- **Consigne A**
Recopiez les enregistrements depuis leur toute première ligne jusqu'à celle contenant « y-tick-label: 180 bbox=[8, 93, 37, 111] » incluse, en remplaçant partout « effector-point » par « point-effecteur » sans rien modifier d'autre.

- **Texte fourni**
┄┄┄┄┄┄┄┄┄┄

L’annonce, dimanche 19 avril, par François Hollande de la saisine du Conseil constitutionnel du controversé projet de loi renseignement était pour le moins inattendue. Un mois jour pour jour après la présentation du texte en conseil des ministres, le président de la République s’était jusqu’à présent plutôt fait remarquer par son absence dans le vif débat voyant s'affronter partisans et opposants de cette réforme.
« Pour que vous soyez bien convaincus que cette loi ne mettra pas, en aucune façon, en cause les libertés, je vais saisir, au terme de la discussion parlementaire, le Conseil constitutionnel », a annoncé le chef de l’État sur le plateau du Supplément de Canal+. « Et le Conseil constitutionnel pourra regarder lui aussi en fonction du droit si ce texte ou certaines de ses dispositions sont bien conformes à la Constitution – donc cette garantie sera également apportée », a-t-il affirmé.
L’examen, la semaine dernière, par les députés du projet de loi renseignement s’annonçait pourtant sans grande difficulté pour le gouvernement. Surfant sur l’émotion suscitée par les attentats de Paris de janvier 2015, l’exécutif pouvait espérer la même unité qui avait prévalu sur ses deux précédentes lois sécuritaires, la loi de programmation militaire (LPM) de décembre 2013 et la loi antiterroriste de novembre 2014. Le projet de loi était d’ailleurs passé sans encombre, au début du mois d’avril, par la commission des lois de l’assemblée. Sous la houlette de son président, artisan et rapporteur du texte, Jean-Jacques Urvoas, celle-ci avait même sensiblement durci un certain nombre de mesures, rejetant systématiquement les amendements des quelques opposants.

┄┄┄┄┄┄┄┄┄┄

(Entrées de données)
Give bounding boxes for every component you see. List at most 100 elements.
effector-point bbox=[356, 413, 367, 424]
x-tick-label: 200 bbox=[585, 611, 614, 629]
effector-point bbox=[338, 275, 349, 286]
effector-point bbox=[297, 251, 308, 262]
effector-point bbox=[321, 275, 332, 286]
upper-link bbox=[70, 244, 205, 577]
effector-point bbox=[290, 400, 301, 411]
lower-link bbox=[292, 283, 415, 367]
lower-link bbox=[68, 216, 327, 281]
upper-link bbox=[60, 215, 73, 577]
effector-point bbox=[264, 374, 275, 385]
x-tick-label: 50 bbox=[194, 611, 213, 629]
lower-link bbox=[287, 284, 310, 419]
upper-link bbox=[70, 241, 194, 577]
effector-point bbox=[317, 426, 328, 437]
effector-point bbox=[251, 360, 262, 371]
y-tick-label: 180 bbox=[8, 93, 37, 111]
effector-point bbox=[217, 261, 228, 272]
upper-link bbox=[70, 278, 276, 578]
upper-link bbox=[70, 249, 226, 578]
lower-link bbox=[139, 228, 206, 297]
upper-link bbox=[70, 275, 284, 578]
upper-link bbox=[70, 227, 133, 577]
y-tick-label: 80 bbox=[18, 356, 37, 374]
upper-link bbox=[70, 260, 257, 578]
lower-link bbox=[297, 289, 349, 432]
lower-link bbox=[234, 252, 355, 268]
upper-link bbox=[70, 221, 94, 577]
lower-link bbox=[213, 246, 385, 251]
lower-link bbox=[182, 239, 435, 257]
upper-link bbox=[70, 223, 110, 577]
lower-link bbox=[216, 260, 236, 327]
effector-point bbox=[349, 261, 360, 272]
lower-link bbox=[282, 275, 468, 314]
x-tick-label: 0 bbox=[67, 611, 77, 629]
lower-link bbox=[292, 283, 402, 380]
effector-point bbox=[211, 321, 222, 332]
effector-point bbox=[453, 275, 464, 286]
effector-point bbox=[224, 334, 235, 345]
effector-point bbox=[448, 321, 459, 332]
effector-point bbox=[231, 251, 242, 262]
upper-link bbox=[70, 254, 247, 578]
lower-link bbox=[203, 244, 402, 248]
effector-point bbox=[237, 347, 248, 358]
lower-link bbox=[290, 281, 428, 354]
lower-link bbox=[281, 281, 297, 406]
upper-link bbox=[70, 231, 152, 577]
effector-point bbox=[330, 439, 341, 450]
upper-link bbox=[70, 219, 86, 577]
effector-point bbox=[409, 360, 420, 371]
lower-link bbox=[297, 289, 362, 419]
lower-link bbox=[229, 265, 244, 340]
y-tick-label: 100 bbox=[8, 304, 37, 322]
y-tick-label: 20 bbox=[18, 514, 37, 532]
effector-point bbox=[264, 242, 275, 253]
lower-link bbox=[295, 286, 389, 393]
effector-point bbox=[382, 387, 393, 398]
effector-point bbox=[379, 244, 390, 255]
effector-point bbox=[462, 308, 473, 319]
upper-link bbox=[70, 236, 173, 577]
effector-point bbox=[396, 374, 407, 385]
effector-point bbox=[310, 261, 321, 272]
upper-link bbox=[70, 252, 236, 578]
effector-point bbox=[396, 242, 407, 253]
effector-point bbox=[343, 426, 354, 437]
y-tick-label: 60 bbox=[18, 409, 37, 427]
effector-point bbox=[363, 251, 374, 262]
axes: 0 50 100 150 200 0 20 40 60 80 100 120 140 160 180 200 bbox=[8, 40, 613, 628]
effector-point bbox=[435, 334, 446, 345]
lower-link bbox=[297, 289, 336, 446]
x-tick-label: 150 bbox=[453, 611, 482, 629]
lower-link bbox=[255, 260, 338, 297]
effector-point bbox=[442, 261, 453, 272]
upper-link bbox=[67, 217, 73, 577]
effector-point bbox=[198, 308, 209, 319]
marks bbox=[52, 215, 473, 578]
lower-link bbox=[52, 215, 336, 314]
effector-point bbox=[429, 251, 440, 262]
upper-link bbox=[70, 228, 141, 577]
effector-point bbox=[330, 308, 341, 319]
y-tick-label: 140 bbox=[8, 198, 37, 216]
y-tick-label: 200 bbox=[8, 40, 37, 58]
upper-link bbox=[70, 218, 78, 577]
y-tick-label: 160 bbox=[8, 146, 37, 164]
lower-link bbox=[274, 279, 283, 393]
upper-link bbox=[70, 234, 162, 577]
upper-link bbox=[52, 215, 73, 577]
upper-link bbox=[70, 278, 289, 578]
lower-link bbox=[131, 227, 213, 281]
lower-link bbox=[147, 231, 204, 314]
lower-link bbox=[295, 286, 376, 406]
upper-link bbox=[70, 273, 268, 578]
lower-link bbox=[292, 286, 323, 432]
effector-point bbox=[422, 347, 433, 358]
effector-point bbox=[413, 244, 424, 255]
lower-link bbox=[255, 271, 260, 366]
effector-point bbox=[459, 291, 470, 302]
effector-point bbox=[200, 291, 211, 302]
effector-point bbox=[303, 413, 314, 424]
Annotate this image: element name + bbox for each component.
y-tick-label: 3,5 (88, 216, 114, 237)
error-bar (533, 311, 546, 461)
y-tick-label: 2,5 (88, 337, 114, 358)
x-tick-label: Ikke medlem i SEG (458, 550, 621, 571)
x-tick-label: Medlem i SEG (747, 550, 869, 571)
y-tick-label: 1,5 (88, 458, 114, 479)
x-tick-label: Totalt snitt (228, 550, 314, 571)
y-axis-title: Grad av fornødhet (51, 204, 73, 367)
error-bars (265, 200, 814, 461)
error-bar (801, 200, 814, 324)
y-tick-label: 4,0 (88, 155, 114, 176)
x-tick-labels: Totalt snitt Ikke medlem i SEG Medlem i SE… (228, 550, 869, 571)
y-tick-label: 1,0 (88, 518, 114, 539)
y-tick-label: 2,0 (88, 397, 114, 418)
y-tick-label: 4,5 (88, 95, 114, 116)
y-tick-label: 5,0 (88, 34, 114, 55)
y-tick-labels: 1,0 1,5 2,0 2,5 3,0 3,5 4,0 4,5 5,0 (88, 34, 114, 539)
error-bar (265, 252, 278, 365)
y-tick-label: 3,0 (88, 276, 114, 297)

┄┄┄┄┄┄┄┄┄┄

- **Consigne B**
Énumérez toutes les lois ou tous les projets de loi mentionnés dans le texte fourni.

- **Bonne réponse A**
Give bounding boxes for every component you see. List at most 100 elements.
point-effecteur bbox=[356, 413, 367, 424]
x-tick-label: 200 bbox=[585, 611, 614, 629]
point-effecteur bbox=[338, 275, 349, 286]
point-effecteur bbox=[297, 251, 308, 262]
point-effecteur bbox=[321, 275, 332, 286]
upper-link bbox=[70, 244, 205, 577]
point-effecteur bbox=[290, 400, 301, 411]
lower-link bbox=[292, 283, 415, 367]
lower-link bbox=[68, 216, 327, 281]
upper-link bbox=[60, 215, 73, 577]
point-effecteur bbox=[264, 374, 275, 385]
x-tick-label: 50 bbox=[194, 611, 213, 629]
lower-link bbox=[287, 284, 310, 419]
upper-link bbox=[70, 241, 194, 577]
point-effecteur bbox=[317, 426, 328, 437]
point-effecteur bbox=[251, 360, 262, 371]
y-tick-label: 180 bbox=[8, 93, 37, 111]

- **Bonne réponse B**
- le projet de loi renseignement
- la loi de programmation militaire (LPM) de décembre 2013
- la loi antiterroriste de novembre 2014